▶ _TASK REQUIREMENTS_
Print the listing in its entirety and exactly, leaving out images.

- - - - -

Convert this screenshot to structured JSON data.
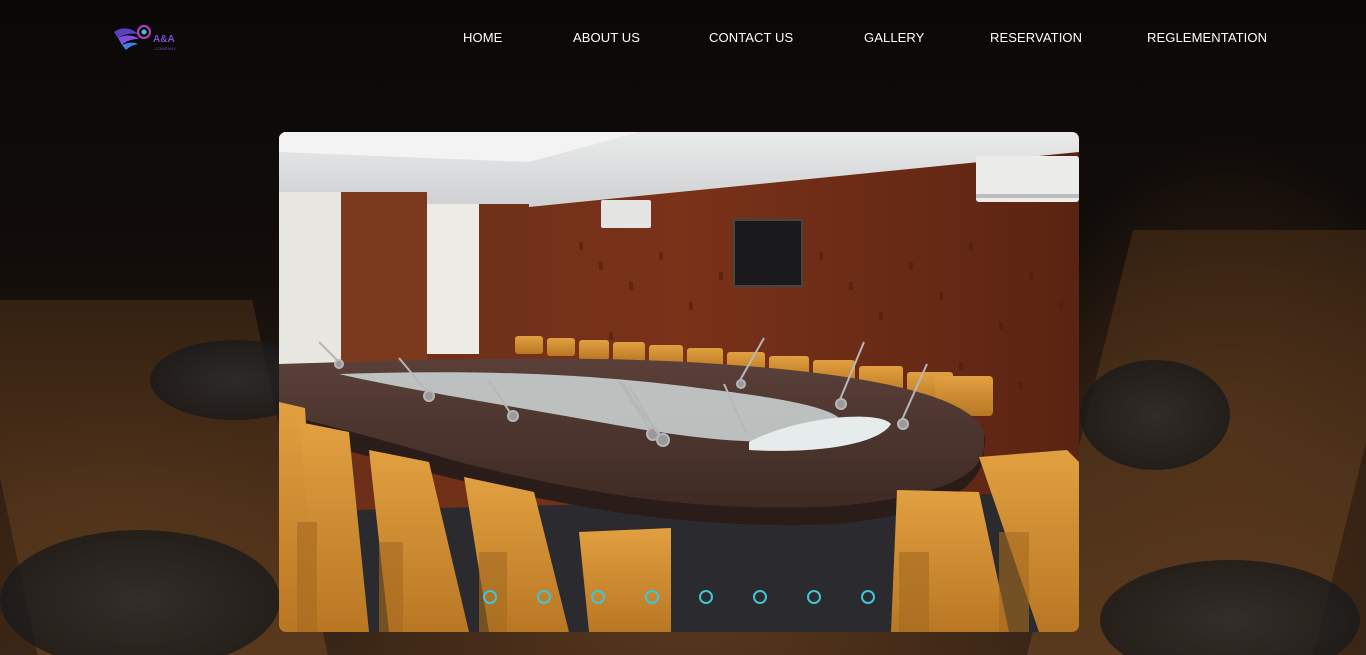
{
  "brand": {
    "logo_text": "A&A",
    "logo_subtext": "COMPANY",
    "accent_color": "#7b4fd0",
    "icon": "wing-logo-icon"
  },
  "nav": {
    "items": [
      {
        "label": "HOME"
      },
      {
        "label": "ABOUT US"
      },
      {
        "label": "CONTACT US"
      },
      {
        "label": "GALLERY"
      },
      {
        "label": "RESERVATION"
      },
      {
        "label": "REGLEMENTATION"
      }
    ]
  },
  "slider": {
    "dot_color": "#3fc6d8",
    "slide_count": 8,
    "image_subject": "conference room with U-shaped table and orange chairs"
  }
}
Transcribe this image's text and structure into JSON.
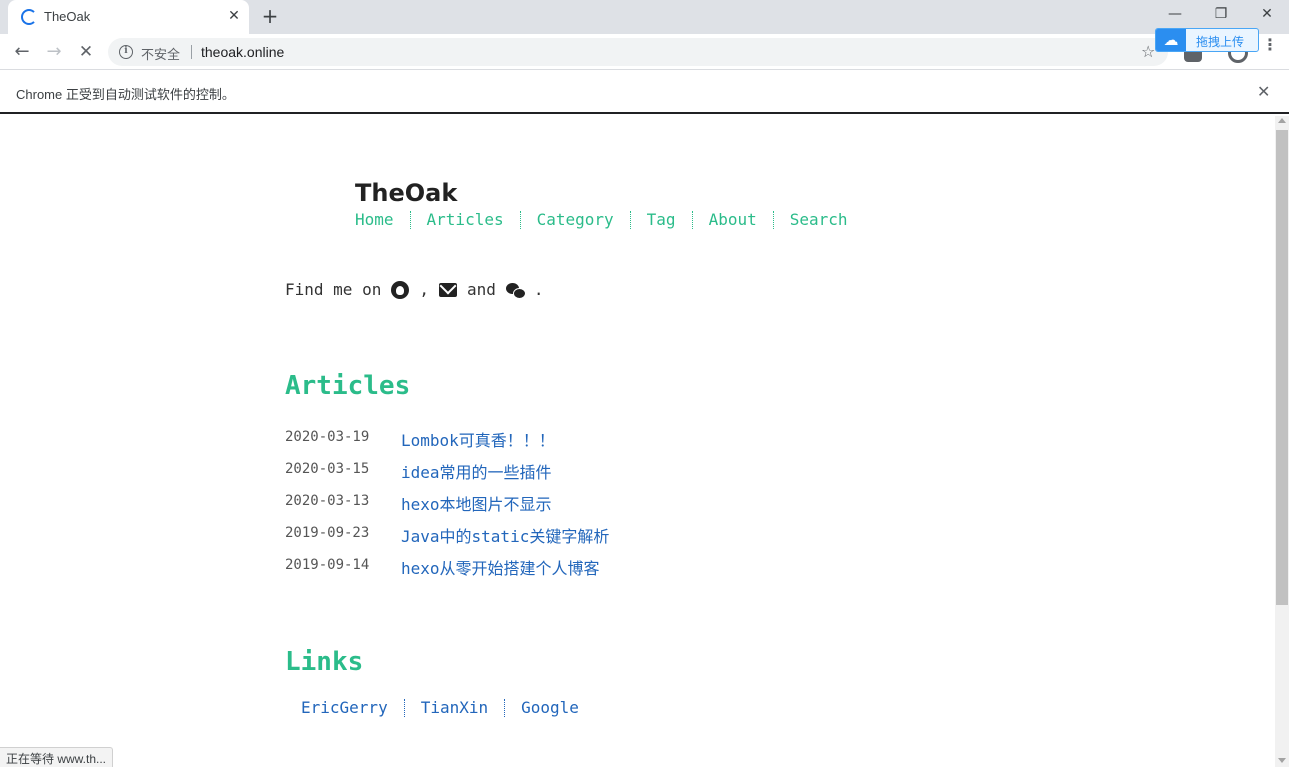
{
  "browser": {
    "tab": {
      "title": "TheOak",
      "close_label": "✕"
    },
    "new_tab_label": "+",
    "window": {
      "minimize": "—",
      "restore": "❐",
      "close": "✕"
    },
    "toolbar": {
      "back": "←",
      "forward": "→",
      "stop": "✕",
      "security_label": "不安全",
      "url": "theoak.online",
      "star": "☆",
      "menu": "⋮"
    },
    "extension": {
      "baidu_label": "拖拽上传"
    },
    "infobar": {
      "text": "Chrome 正受到自动测试软件的控制。",
      "close": "✕"
    },
    "status_text": "正在等待 www.th..."
  },
  "site": {
    "title": "TheOak",
    "nav": [
      "Home",
      "Articles",
      "Category",
      "Tag",
      "About",
      "Search"
    ],
    "find_me": {
      "prefix": "Find me on",
      "sep1": ",",
      "sep2": "and",
      "suffix": "."
    },
    "articles_heading": "Articles",
    "articles": [
      {
        "date": "2020-03-19",
        "title": "Lombok可真香！！！"
      },
      {
        "date": "2020-03-15",
        "title": "idea常用的一些插件"
      },
      {
        "date": "2020-03-13",
        "title": "hexo本地图片不显示"
      },
      {
        "date": "2019-09-23",
        "title": "Java中的static关键字解析"
      },
      {
        "date": "2019-09-14",
        "title": "hexo从零开始搭建个人博客"
      }
    ],
    "links_heading": "Links",
    "links": [
      "EricGerry",
      "TianXin",
      "Google"
    ]
  },
  "icons": {
    "find_me_icons": [
      "github-icon",
      "mail-icon",
      "wechat-icon"
    ]
  },
  "colors": {
    "accent_green": "#2bbc8a",
    "link_blue": "#2266bb"
  }
}
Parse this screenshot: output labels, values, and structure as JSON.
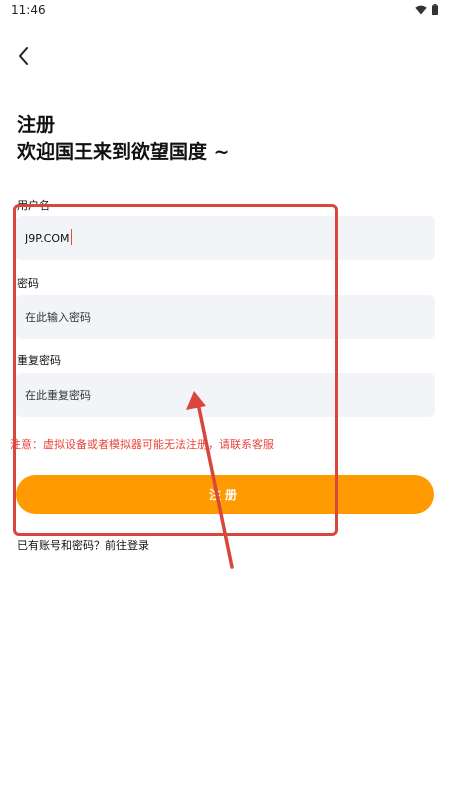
{
  "status_bar": {
    "time": "11:46",
    "icons": [
      "wifi-icon",
      "battery-icon"
    ]
  },
  "header": {
    "back_icon": "chevron-left-icon",
    "title": "注册",
    "subtitle": "欢迎国王来到欲望国度 ~"
  },
  "form": {
    "username_label": "用户名",
    "username_value": "J9P.COM",
    "password_label": "密码",
    "password_placeholder": "在此输入密码",
    "confirm_label": "重复密码",
    "confirm_placeholder": "在此重复密码",
    "notice": "注意：虚拟设备或者模拟器可能无法注册，请联系客服",
    "submit_label": "注册",
    "login_link": "已有账号和密码？前往登录"
  },
  "colors": {
    "accent": "#ff9a00",
    "notice": "#e8453c",
    "annotation": "#d9463e",
    "field_bg": "#f2f4f8"
  }
}
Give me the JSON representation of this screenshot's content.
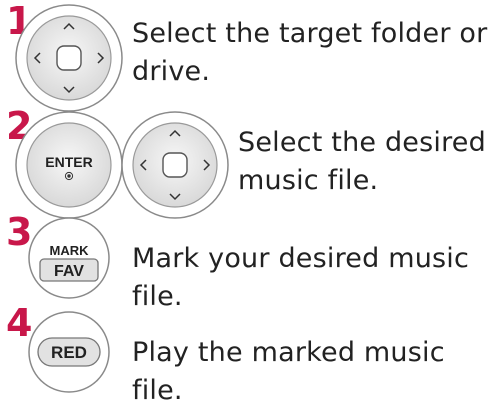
{
  "steps": [
    {
      "number": "1",
      "buttons": [
        "navigation-pad"
      ],
      "text_line1": "Select the target folder or",
      "text_line2": "drive."
    },
    {
      "number": "2",
      "buttons": [
        "enter-button",
        "navigation-pad"
      ],
      "enter_label": "ENTER",
      "text_line1": "Select the desired",
      "text_line2": "music file."
    },
    {
      "number": "3",
      "buttons": [
        "fav-button"
      ],
      "mark_label": "MARK",
      "fav_label": "FAV",
      "text": "Mark your desired music file."
    },
    {
      "number": "4",
      "buttons": [
        "red-button"
      ],
      "red_label": "RED",
      "text": "Play the marked music file."
    }
  ],
  "colors": {
    "step_number": "#c8174a",
    "button_fill": "#e9e9e9",
    "button_stroke": "#888888"
  }
}
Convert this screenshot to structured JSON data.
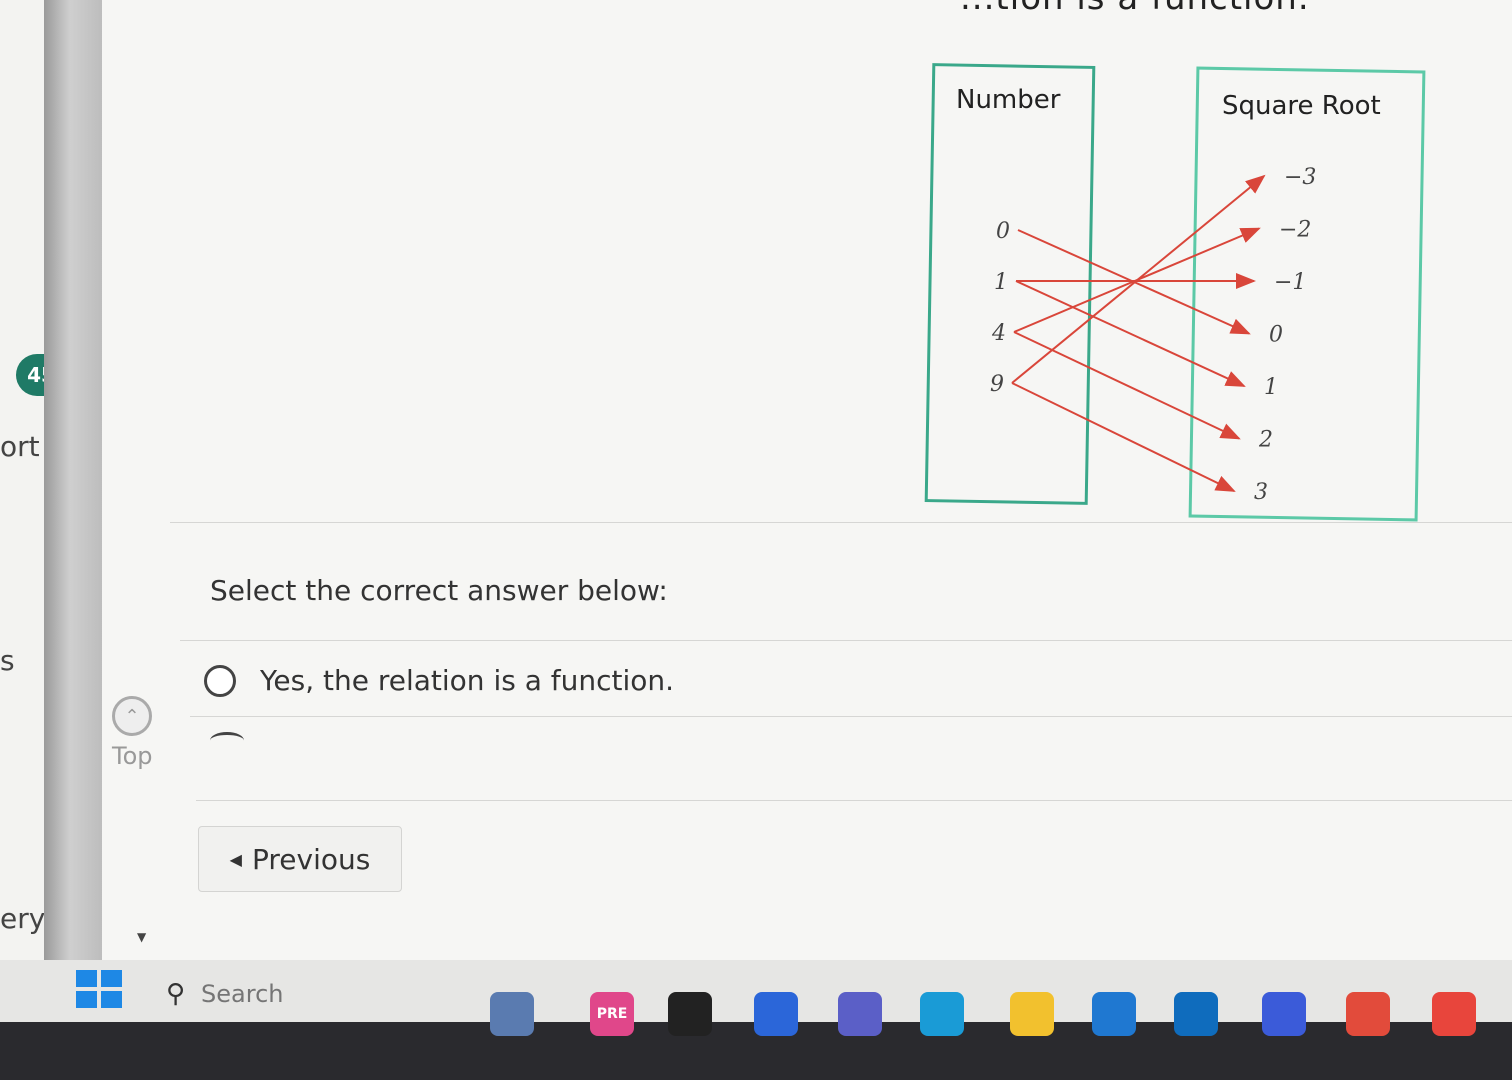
{
  "sidebar": {
    "badge": "45",
    "items": [
      "ort",
      "s",
      "ery"
    ]
  },
  "header": {
    "title_fragment": "...tion is a function."
  },
  "diagram": {
    "left_title": "Number",
    "right_title": "Square Root",
    "left_values": [
      "0",
      "1",
      "4",
      "9"
    ],
    "right_values": [
      "−3",
      "−2",
      "−1",
      "0",
      "1",
      "2",
      "3"
    ],
    "mappings": [
      {
        "from": "0",
        "to": "0"
      },
      {
        "from": "1",
        "to": "−1"
      },
      {
        "from": "1",
        "to": "1"
      },
      {
        "from": "4",
        "to": "−2"
      },
      {
        "from": "4",
        "to": "2"
      },
      {
        "from": "9",
        "to": "−3"
      },
      {
        "from": "9",
        "to": "3"
      }
    ],
    "colors": {
      "box_border": "#3aa88a",
      "arrow": "#d9463a"
    }
  },
  "question": {
    "prompt": "Select the correct answer below:",
    "options": [
      "Yes, the relation is a function."
    ]
  },
  "nav": {
    "previous_label": "Previous",
    "top_label": "Top"
  },
  "taskbar": {
    "search_placeholder": "Search",
    "apps": [
      {
        "name": "widgets-icon",
        "color": "#5a7bb0"
      },
      {
        "name": "copilot-icon",
        "color": "#e0478a",
        "text": "PRE"
      },
      {
        "name": "terminal-icon",
        "color": "#222222"
      },
      {
        "name": "m365-icon",
        "color": "#2b66d9"
      },
      {
        "name": "teams-icon",
        "color": "#5b5fc7"
      },
      {
        "name": "edge-icon",
        "color": "#1a9bd6"
      },
      {
        "name": "file-explorer-icon",
        "color": "#f2c12e"
      },
      {
        "name": "mail-icon",
        "color": "#1f78d1"
      },
      {
        "name": "outlook-icon",
        "color": "#0f6cbd"
      },
      {
        "name": "app-g-icon",
        "color": "#3b5bd9"
      },
      {
        "name": "app-red-icon",
        "color": "#e24b3b"
      },
      {
        "name": "chrome-icon",
        "color": "#e8453c"
      }
    ]
  }
}
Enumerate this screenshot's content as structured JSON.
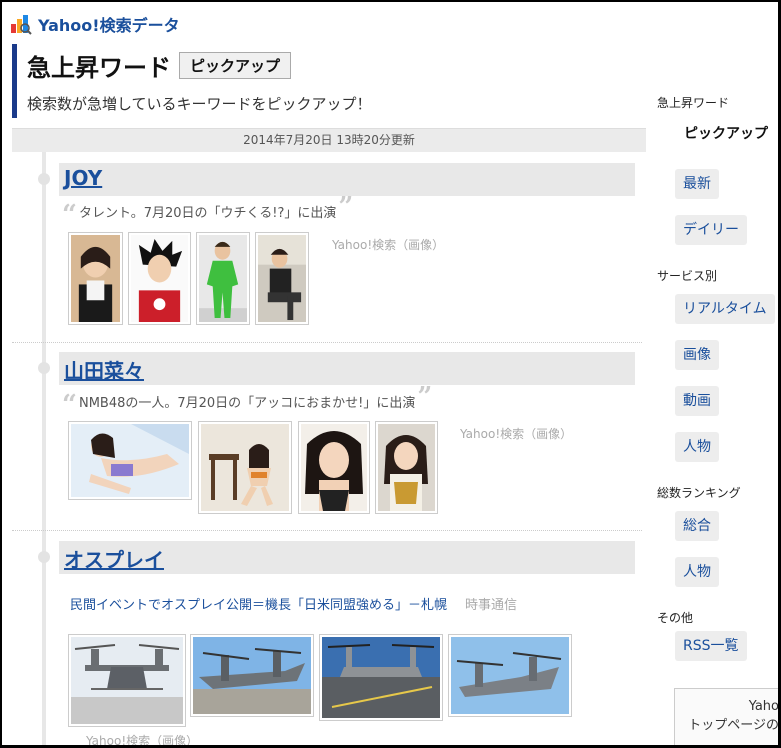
{
  "header": {
    "logo_text": "Yahoo!検索データ"
  },
  "title": {
    "main": "急上昇ワード",
    "badge": "ピックアップ",
    "subtitle": "検索数が急増しているキーワードをピックアップ！"
  },
  "update_time": "2014年7月20日 13時20分更新",
  "entries": [
    {
      "keyword": "JOY",
      "description": "タレント。7月20日の「ウチくる!?」に出演",
      "image_source": "Yahoo!検索（画像）"
    },
    {
      "keyword": "山田菜々",
      "description": "NMB48の一人。7月20日の「アッコにおまかせ!」に出演",
      "image_source": "Yahoo!検索（画像）"
    },
    {
      "keyword": "オスプレイ",
      "news_headline": "民間イベントでオスプレイ公開＝機長「日米同盟強める」－札幌",
      "news_source": "時事通信",
      "image_source": "Yahoo!検索（画像）"
    }
  ],
  "quote_open": "“",
  "quote_close": "”",
  "sidebar": {
    "group1_title": "急上昇ワード",
    "active_item": "ピックアップ",
    "latest": "最新",
    "daily": "デイリー",
    "group2_title": "サービス別",
    "realtime": "リアルタイム",
    "image": "画像",
    "video": "動画",
    "person": "人物",
    "group3_title": "総数ランキング",
    "overall": "総合",
    "person2": "人物",
    "group4_title": "その他",
    "rss": "RSS一覧"
  },
  "promo": {
    "line1": "Yaho",
    "line2": "トップページの"
  },
  "colors": {
    "link": "#1a4f9c",
    "accent_bar": "#1a3a8a"
  }
}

- - - - -

▶ _FULL OUTPUT_
Convert this screenshot to structured JSON data.
{
  "brand": {
    "logo_text": "A&A",
    "logo_subtext": "COMPANY",
    "accent_color": "#7b4fd0",
    "icon": "wing-logo-icon"
  },
  "nav": {
    "items": [
      {
        "label": "HOME"
      },
      {
        "label": "ABOUT US"
      },
      {
        "label": "CONTACT US"
      },
      {
        "label": "GALLERY"
      },
      {
        "label": "RESERVATION"
      },
      {
        "label": "REGLEMENTATION"
      }
    ]
  },
  "slider": {
    "dot_color": "#3fc6d8",
    "slide_count": 8,
    "image_subject": "conference room with U-shaped table and orange chairs"
  }
}
Transcribe this image's text and structure into JSON.
{
  "browser": {
    "tab": {
      "title": "TheOak",
      "close_label": "✕"
    },
    "new_tab_label": "+",
    "window": {
      "minimize": "—",
      "restore": "❐",
      "close": "✕"
    },
    "toolbar": {
      "back": "←",
      "forward": "→",
      "stop": "✕",
      "security_label": "不安全",
      "url": "theoak.online",
      "star": "☆",
      "menu": "⋮"
    },
    "extension": {
      "baidu_label": "拖拽上传"
    },
    "infobar": {
      "text": "Chrome 正受到自动测试软件的控制。",
      "close": "✕"
    },
    "status_text": "正在等待 www.th..."
  },
  "site": {
    "title": "TheOak",
    "nav": [
      "Home",
      "Articles",
      "Category",
      "Tag",
      "About",
      "Search"
    ],
    "find_me": {
      "prefix": "Find me on",
      "sep1": ",",
      "sep2": "and",
      "suffix": "."
    },
    "articles_heading": "Articles",
    "articles": [
      {
        "date": "2020-03-19",
        "title": "Lombok可真香！！！"
      },
      {
        "date": "2020-03-15",
        "title": "idea常用的一些插件"
      },
      {
        "date": "2020-03-13",
        "title": "hexo本地图片不显示"
      },
      {
        "date": "2019-09-23",
        "title": "Java中的static关键字解析"
      },
      {
        "date": "2019-09-14",
        "title": "hexo从零开始搭建个人博客"
      }
    ],
    "links_heading": "Links",
    "links": [
      "EricGerry",
      "TianXin",
      "Google"
    ]
  },
  "icons": {
    "find_me_icons": [
      "github-icon",
      "mail-icon",
      "wechat-icon"
    ]
  },
  "colors": {
    "accent_green": "#2bbc8a",
    "link_blue": "#2266bb"
  }
}
Parse this screenshot: output labels, values, and structure as JSON.
{
  "status_bar": {
    "time": "11:46",
    "icons": [
      "wifi-icon",
      "battery-icon"
    ]
  },
  "header": {
    "back_icon": "chevron-left-icon",
    "title": "注册",
    "subtitle": "欢迎国王来到欲望国度 ~"
  },
  "form": {
    "username_label": "用户名",
    "username_value": "J9P.COM",
    "password_label": "密码",
    "password_placeholder": "在此输入密码",
    "confirm_label": "重复密码",
    "confirm_placeholder": "在此重复密码",
    "notice": "注意：虚拟设备或者模拟器可能无法注册，请联系客服",
    "submit_label": "注册",
    "login_link": "已有账号和密码？前往登录"
  },
  "colors": {
    "accent": "#ff9a00",
    "notice": "#e8453c",
    "annotation": "#d9463e",
    "field_bg": "#f2f4f8"
  }
}
Give me the JSON representation of this screenshot's content.
{
  "steps": [
    {
      "number": "1",
      "buttons": [
        "navigation-pad"
      ],
      "text_line1": "Select the target folder or",
      "text_line2": "drive."
    },
    {
      "number": "2",
      "buttons": [
        "enter-button",
        "navigation-pad"
      ],
      "enter_label": "ENTER",
      "text_line1": "Select the desired",
      "text_line2": "music file."
    },
    {
      "number": "3",
      "buttons": [
        "fav-button"
      ],
      "mark_label": "MARK",
      "fav_label": "FAV",
      "text": "Mark your desired music file."
    },
    {
      "number": "4",
      "buttons": [
        "red-button"
      ],
      "red_label": "RED",
      "text": "Play the marked music file."
    }
  ],
  "colors": {
    "step_number": "#c8174a",
    "button_fill": "#e9e9e9",
    "button_stroke": "#888888"
  }
}
Convert this screenshot to structured JSON data.
{
  "sidebar": {
    "badge": "45",
    "items": [
      "ort",
      "s",
      "ery"
    ]
  },
  "header": {
    "title_fragment": "...tion is a function."
  },
  "diagram": {
    "left_title": "Number",
    "right_title": "Square Root",
    "left_values": [
      "0",
      "1",
      "4",
      "9"
    ],
    "right_values": [
      "−3",
      "−2",
      "−1",
      "0",
      "1",
      "2",
      "3"
    ],
    "mappings": [
      {
        "from": "0",
        "to": "0"
      },
      {
        "from": "1",
        "to": "−1"
      },
      {
        "from": "1",
        "to": "1"
      },
      {
        "from": "4",
        "to": "−2"
      },
      {
        "from": "4",
        "to": "2"
      },
      {
        "from": "9",
        "to": "−3"
      },
      {
        "from": "9",
        "to": "3"
      }
    ],
    "colors": {
      "box_border": "#3aa88a",
      "arrow": "#d9463a"
    }
  },
  "question": {
    "prompt": "Select the correct answer below:",
    "options": [
      "Yes, the relation is a function."
    ]
  },
  "nav": {
    "previous_label": "Previous",
    "top_label": "Top"
  },
  "taskbar": {
    "search_placeholder": "Search",
    "apps": [
      {
        "name": "widgets-icon",
        "color": "#5a7bb0"
      },
      {
        "name": "copilot-icon",
        "color": "#e0478a",
        "text": "PRE"
      },
      {
        "name": "terminal-icon",
        "color": "#222222"
      },
      {
        "name": "m365-icon",
        "color": "#2b66d9"
      },
      {
        "name": "teams-icon",
        "color": "#5b5fc7"
      },
      {
        "name": "edge-icon",
        "color": "#1a9bd6"
      },
      {
        "name": "file-explorer-icon",
        "color": "#f2c12e"
      },
      {
        "name": "mail-icon",
        "color": "#1f78d1"
      },
      {
        "name": "outlook-icon",
        "color": "#0f6cbd"
      },
      {
        "name": "app-g-icon",
        "color": "#3b5bd9"
      },
      {
        "name": "app-red-icon",
        "color": "#e24b3b"
      },
      {
        "name": "chrome-icon",
        "color": "#e8453c"
      }
    ]
  }
}
Enumerate this screenshot's content as structured JSON.
{
  "header": {
    "logo_text": "Yahoo!検索データ"
  },
  "title": {
    "main": "急上昇ワード",
    "badge": "ピックアップ",
    "subtitle": "検索数が急増しているキーワードをピックアップ！"
  },
  "update_time": "2014年7月20日 13時20分更新",
  "entries": [
    {
      "keyword": "JOY",
      "description": "タレント。7月20日の「ウチくる!?」に出演",
      "image_source": "Yahoo!検索（画像）"
    },
    {
      "keyword": "山田菜々",
      "description": "NMB48の一人。7月20日の「アッコにおまかせ!」に出演",
      "image_source": "Yahoo!検索（画像）"
    },
    {
      "keyword": "オスプレイ",
      "news_headline": "民間イベントでオスプレイ公開＝機長「日米同盟強める」－札幌",
      "news_source": "時事通信",
      "image_source": "Yahoo!検索（画像）"
    }
  ],
  "quote_open": "“",
  "quote_close": "”",
  "sidebar": {
    "group1_title": "急上昇ワード",
    "active_item": "ピックアップ",
    "latest": "最新",
    "daily": "デイリー",
    "group2_title": "サービス別",
    "realtime": "リアルタイム",
    "image": "画像",
    "video": "動画",
    "person": "人物",
    "group3_title": "総数ランキング",
    "overall": "総合",
    "person2": "人物",
    "group4_title": "その他",
    "rss": "RSS一覧"
  },
  "promo": {
    "line1": "Yaho",
    "line2": "トップページの"
  },
  "colors": {
    "link": "#1a4f9c",
    "accent_bar": "#1a3a8a"
  }
}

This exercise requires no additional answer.